(Dataset records)
-- start --

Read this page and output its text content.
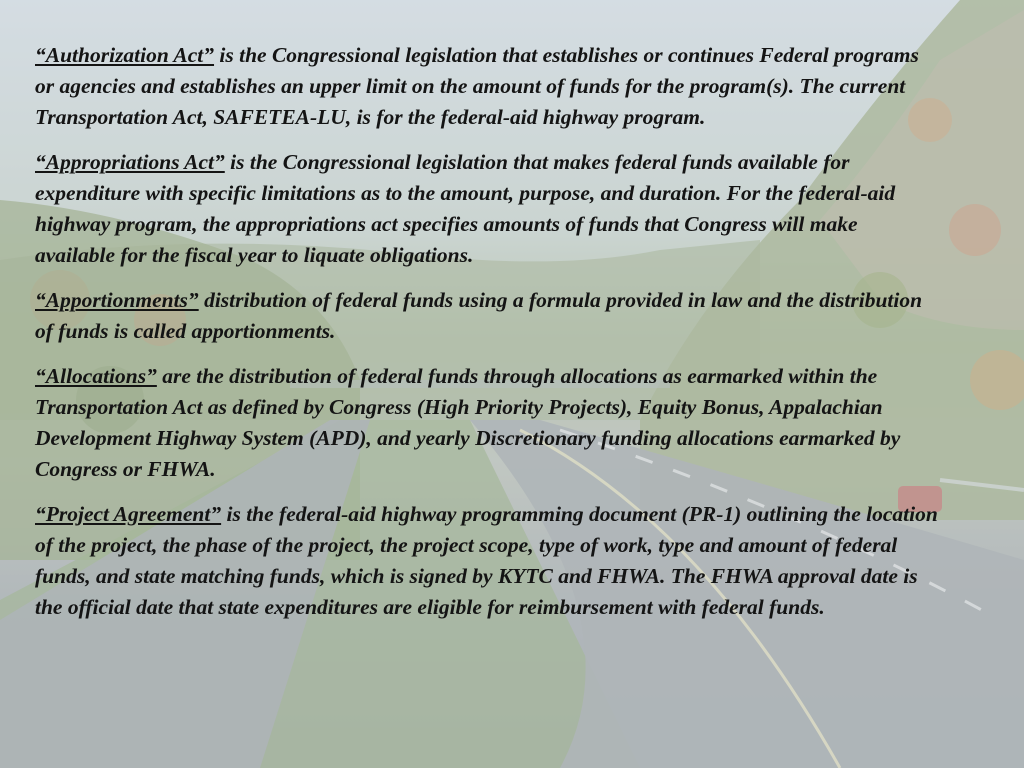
“Authorization Act” is the Congressional legislation that establishes or continues Federal programs or agencies and establishes an upper limit on the amount of funds for the program(s). The current Transportation Act, SAFETEA-LU, is for the federal-aid highway program.

“Appropriations Act” is the Congressional legislation that makes federal funds available for expenditure with specific limitations as to the amount, purpose, and duration. For the federal-aid highway program, the appropriations act specifies amounts of funds that Congress will make available for the fiscal year to liquate obligations.

“Apportionments” distribution of federal funds using a formula provided in law and the distribution of funds is called apportionments.

“Allocations” are the distribution of federal funds through allocations as earmarked within the Transportation Act as defined by Congress (High Priority Projects), Equity Bonus, Appalachian Development Highway System (APD), and yearly Discretionary funding allocations earmarked by Congress or FHWA.

“Project Agreement” is the federal-aid highway programming document (PR-1) outlining the location of the project, the phase of the project, the project scope, type of work, type and amount of federal funds, and state matching funds, which is signed by KYTC and FHWA. The FHWA approval date is the official date that state expenditures are eligible for reimbursement with federal funds.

-- end --

■ WHAT TO DO ■
Copy out every line of the listing that contains the string "distribution".

■ FINAL ANSWER ■
“Apportionments” distribution of federal funds using a formula provided in law and the distribution of funds is called apportionments.
“Allocations” are the distribution of federal funds through allocations as earmarked within the Transportation Act as defined by Congress (High Priority Projects), Equity Bonus, Appalachian Development Highway System (APD), and yearly Discretionary funding allocations earmarked by Congress or FHWA.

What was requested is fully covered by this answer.